Juil 30, 2021 | Commentaires fermés sur Le Musée, de Bashar Murkus, Chapelle des pénitents blancs, Festival d’Avignon (In)

 

© Christophe Raynaud de Lage / Festival d’Avignon

 

ƒƒƒ article de Emmanuelle Saulnier-Cassia

Deux hommes se font face. L’un derrière une caméra pose des questions, l’autre filmé y répond, parfois et même souvent à côté, tout en hochant de la tête sans interruption.

Le premier est chargé de l’enquête, le second un terroriste. Il a perpétré un attentat faisant cinquante victimes dans un musée. Plus l’entretien avance, plus l’étrange se met en place. Les réponses du terroriste se font rapidement étonnantes puis révoltantes. Bashar Murkus provoque directement les spectateurs. Il ne les place pas seulement comme témoins, mais les impliquent peu à peu. Combien de temps pourront-ils écouter de telles atrocités ? Combien d’entre eux vont quitter la jolie salle du XIVème siècle de la Chapelle des pénitents blancs après avoir entendu que le terroriste regrette de ne pas avoir signé de son nom la toile sur laquelle il a fait exploser la tête de l’enseignante qui avait tenté de le stopper. Aucun, en tout cas lors de la dernière représentation du 25 juillet, la majorité ayant sans doute compris le combat intérieur provoqué par la manipulation qui s’organise sur scène entre deux êtres dont les rôles de victime et bourreau tendent à s’inverser.

> [Lignes de données]
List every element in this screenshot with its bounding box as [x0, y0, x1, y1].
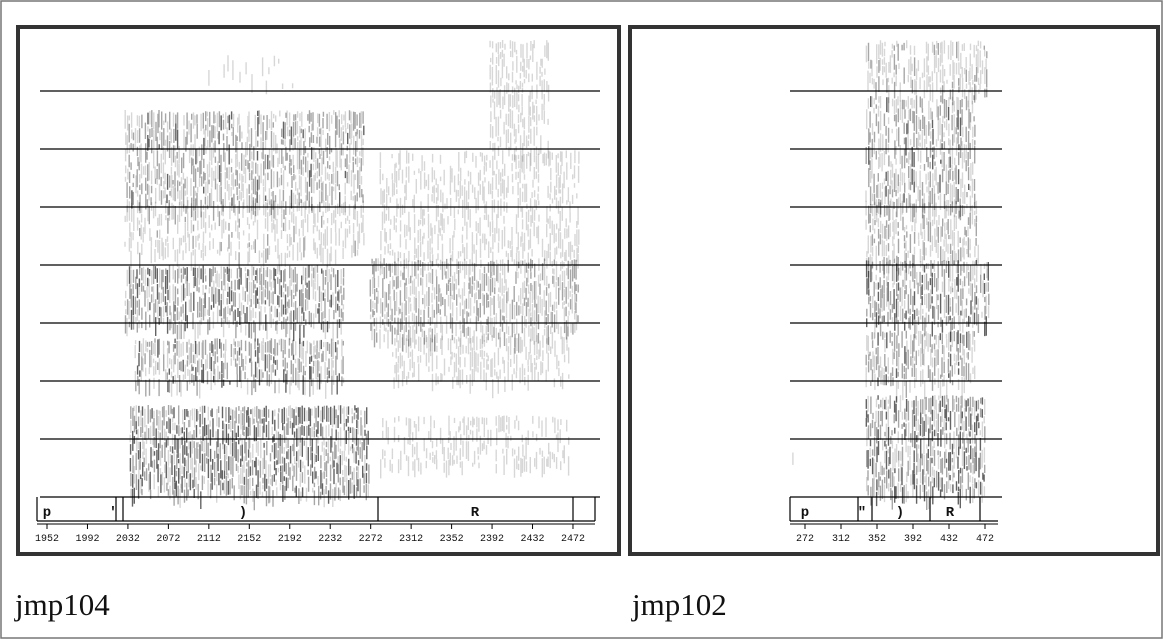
- time-tick-label: 1992: [75, 534, 99, 545]
- spectrogram-texture: [489, 40, 550, 166]
- spectrogram-texture: [208, 55, 294, 95]
- spectrogram-texture: [392, 335, 570, 399]
- spectrogram-texture: [129, 405, 369, 508]
- time-tick-label: 2152: [237, 534, 261, 545]
- caption: jmp104: [14, 587, 110, 622]
- spectrogram-texture: [867, 41, 988, 106]
- segment-label: ': [109, 505, 117, 521]
- spectrogram-texture: [369, 258, 578, 352]
- time-tick-label: 2312: [399, 534, 423, 545]
- segment-label: R: [471, 505, 480, 521]
- spectrogram-texture: [131, 110, 365, 209]
- spectrogram-texture: [134, 338, 345, 399]
- caption: jmp102: [631, 587, 727, 622]
- spectrogram-texture: [866, 395, 986, 510]
- time-tick-label: 2432: [521, 534, 545, 545]
- spectrogram-texture: [865, 95, 976, 219]
- spectrogram-texture: [865, 96, 974, 218]
- spectrogram-texture: [124, 265, 345, 343]
- spectrogram-texture: [865, 40, 987, 109]
- time-tick-label: 2272: [359, 534, 383, 545]
- spectrogram-texture: [135, 338, 344, 397]
- time-tick-label: 352: [868, 534, 886, 545]
- spectrogram-texture: [124, 110, 364, 215]
- spectrogram-texture: [380, 415, 570, 479]
- time-tick-label: 2392: [480, 534, 504, 545]
- spectrogram-texture: [128, 265, 341, 344]
- time-tick-label: 2032: [116, 534, 140, 545]
- time-tick-label: 472: [976, 534, 994, 545]
- time-tick-label: 272: [796, 534, 814, 545]
- segment-label: ): [896, 505, 904, 521]
- spectrogram-texture: [865, 200, 979, 274]
- spectrogram-texture: [866, 260, 990, 341]
- spectrogram-texture: [865, 395, 985, 509]
- time-tick-label: 2072: [156, 534, 180, 545]
- time-tick-label: 2472: [561, 534, 585, 545]
- segment-label: p: [801, 505, 809, 521]
- spectrogram-texture: [867, 201, 978, 278]
- time-tick-label: 2112: [197, 534, 221, 545]
- time-tick-label: 2352: [440, 534, 464, 545]
- panel-frame: [16, 25, 621, 556]
- spectrogram-texture: [865, 330, 975, 398]
- spectrogram-texture: [129, 405, 369, 509]
- time-tick-label: 432: [940, 534, 958, 545]
- time-tick-label: 2192: [278, 534, 302, 545]
- segment-label: ): [239, 505, 247, 521]
- segment-label: p: [43, 505, 51, 521]
- time-tick-label: 1952: [35, 534, 59, 545]
- spectrogram-texture: [130, 405, 370, 511]
- overlay: p ') R 1952 1992 2032 2072 2112 2152 2192 2232 2272…: [35, 90, 1002, 545]
- segment-label: R: [946, 505, 955, 521]
- spectrogram-texture: [124, 200, 365, 272]
- time-tick-label: 2232: [318, 534, 342, 545]
- spectrogram-texture: [865, 330, 976, 401]
- time-tick-label: 312: [832, 534, 850, 545]
- spectrogram-texture: [868, 96, 970, 203]
- time-tick-label: 392: [904, 534, 922, 545]
- spectrogram-texture: [865, 260, 989, 337]
- segment-label: ": [858, 505, 866, 521]
- spectrogram-texture: [877, 330, 968, 387]
- spectrogram-texture: [126, 110, 364, 218]
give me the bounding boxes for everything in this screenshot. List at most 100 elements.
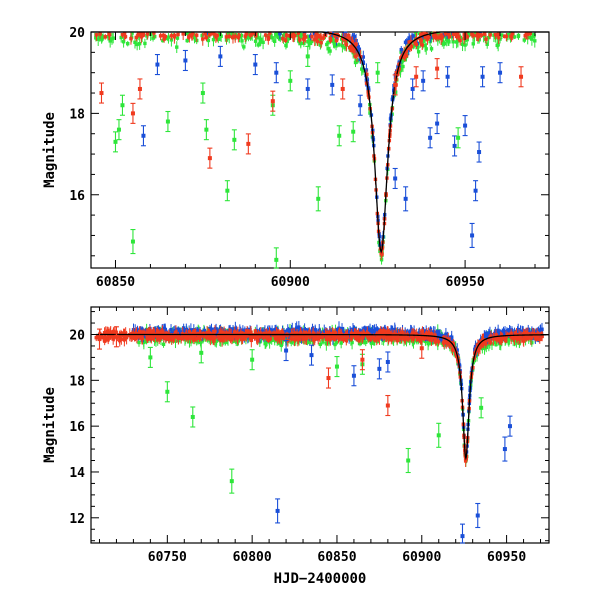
bottom-green-point xyxy=(359,339,364,344)
bottom-red-point xyxy=(321,335,325,339)
top-red-point xyxy=(417,36,422,40)
top-red-point xyxy=(321,36,325,40)
top-blue-point xyxy=(429,35,433,40)
bottom-blue-point xyxy=(473,345,478,349)
top-red-point xyxy=(266,35,271,40)
bottom-green-point xyxy=(364,340,368,345)
bottom-blue-point xyxy=(248,327,252,332)
top-red-point xyxy=(528,31,532,36)
bottom-blue-point xyxy=(340,329,344,334)
bottom-red-point xyxy=(187,330,191,334)
bottom-green-point xyxy=(480,346,485,351)
top-green-point xyxy=(467,32,472,37)
bottom-green-point xyxy=(334,341,338,345)
top-blue-outlier-point xyxy=(218,54,223,59)
top-green-point xyxy=(477,38,481,42)
top-red-point xyxy=(349,44,354,49)
top-red-point xyxy=(447,34,452,39)
bottom-red-point xyxy=(523,334,527,339)
top-blue-point xyxy=(361,61,366,65)
top-red-point xyxy=(447,32,451,37)
top-blue-point xyxy=(361,55,366,59)
top-red-point xyxy=(344,42,349,47)
bottom-red-point xyxy=(182,335,186,339)
top-green-point xyxy=(421,40,425,44)
top-green-point xyxy=(451,40,455,44)
top-green-point xyxy=(360,67,364,71)
bottom-red-cloud xyxy=(94,325,544,467)
top-red-point xyxy=(399,56,403,60)
top-green-outlier-point xyxy=(113,139,118,144)
bottom-blue-point xyxy=(368,329,373,333)
bottom-blue-point xyxy=(450,335,454,339)
top-green-point xyxy=(485,42,489,46)
top-blue-outlier-point xyxy=(253,62,258,67)
top-blue-outlier-point xyxy=(452,143,457,148)
top-green-point xyxy=(242,45,246,49)
top-blue-outlier-point xyxy=(358,103,363,108)
top-green-point xyxy=(368,111,372,115)
top-green-point xyxy=(446,37,450,41)
top-red-point xyxy=(456,35,461,39)
top-green-point xyxy=(306,39,310,44)
top-red-point xyxy=(352,49,356,54)
top-green-point xyxy=(239,33,244,38)
top-green-point xyxy=(108,39,112,43)
top-green-outlier-point xyxy=(274,257,279,262)
top-red-point xyxy=(316,34,320,38)
bottom-blue-point xyxy=(169,327,173,332)
top-green-point xyxy=(460,42,465,46)
top-y-axis-label: Magnitude xyxy=(42,112,58,188)
top-red-point xyxy=(139,35,144,39)
top-blue-outlier-point xyxy=(183,58,188,63)
top-red-point xyxy=(496,32,501,36)
top-red-outlier-point xyxy=(414,74,419,79)
top-red-point xyxy=(163,34,168,39)
top-red-point xyxy=(162,37,166,41)
top-green-point xyxy=(486,35,491,40)
top-green-point xyxy=(256,43,260,47)
top-red-point xyxy=(348,36,352,40)
bottom-red-point xyxy=(504,335,508,339)
top-red-point xyxy=(340,36,345,41)
top-red-point xyxy=(208,32,212,37)
bottom-green-point xyxy=(429,341,433,345)
top-green-point xyxy=(533,39,537,43)
top-red-outlier-point xyxy=(137,86,142,91)
bottom-red-point xyxy=(356,331,361,335)
bottom-red-point xyxy=(366,335,370,340)
top-green-point xyxy=(217,32,222,37)
bottom-green-point xyxy=(484,345,489,350)
bottom-red-point xyxy=(320,333,325,338)
bottom-green-point xyxy=(369,340,373,345)
top-green-point xyxy=(532,33,536,38)
bottom-blue-point xyxy=(286,328,290,332)
top-red-point xyxy=(283,38,288,42)
top-green-point xyxy=(454,40,459,44)
top-blue-outlier-point xyxy=(410,86,415,91)
bottom-red-point xyxy=(504,339,508,343)
bottom-blue-point xyxy=(273,329,277,333)
top-red-point xyxy=(281,36,285,41)
top-x-tick-label: 60850 xyxy=(96,275,135,290)
bottom-green-point xyxy=(321,340,325,344)
top-red-point xyxy=(479,33,484,37)
bottom-green-point xyxy=(272,338,277,342)
bottom-blue-point xyxy=(172,331,176,335)
top-red-point xyxy=(424,35,428,39)
bottom-red-point xyxy=(491,337,496,341)
top-blue-outlier-point xyxy=(330,82,335,87)
top-green-point xyxy=(463,38,467,43)
top-green-point xyxy=(423,43,427,48)
bottom-blue-point xyxy=(181,328,186,332)
top-y-tick-label: 16 xyxy=(69,189,85,204)
top-green-point xyxy=(447,40,451,44)
top-red-point xyxy=(141,31,146,35)
top-green-point xyxy=(298,35,302,40)
bottom-green-point xyxy=(173,339,178,343)
top-green-point xyxy=(185,31,190,36)
top-red-point xyxy=(419,38,423,43)
bottom-blue-point xyxy=(501,328,506,332)
top-red-point xyxy=(134,35,139,40)
top-red-point xyxy=(404,49,409,54)
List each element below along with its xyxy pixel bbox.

> [Consigne]
Reproduisez fidèlement le passage de la critique qui va de "Deux hommes se" jusqu'à "tête sans interruption.". Le matériau n'a aucun rôle ici.

> [Réponse attendue]
Deux hommes se font face. L’un derrière une caméra pose des questions, l’autre filmé y répond, parfois et même souvent à côté, tout en hochant de la tête sans interruption.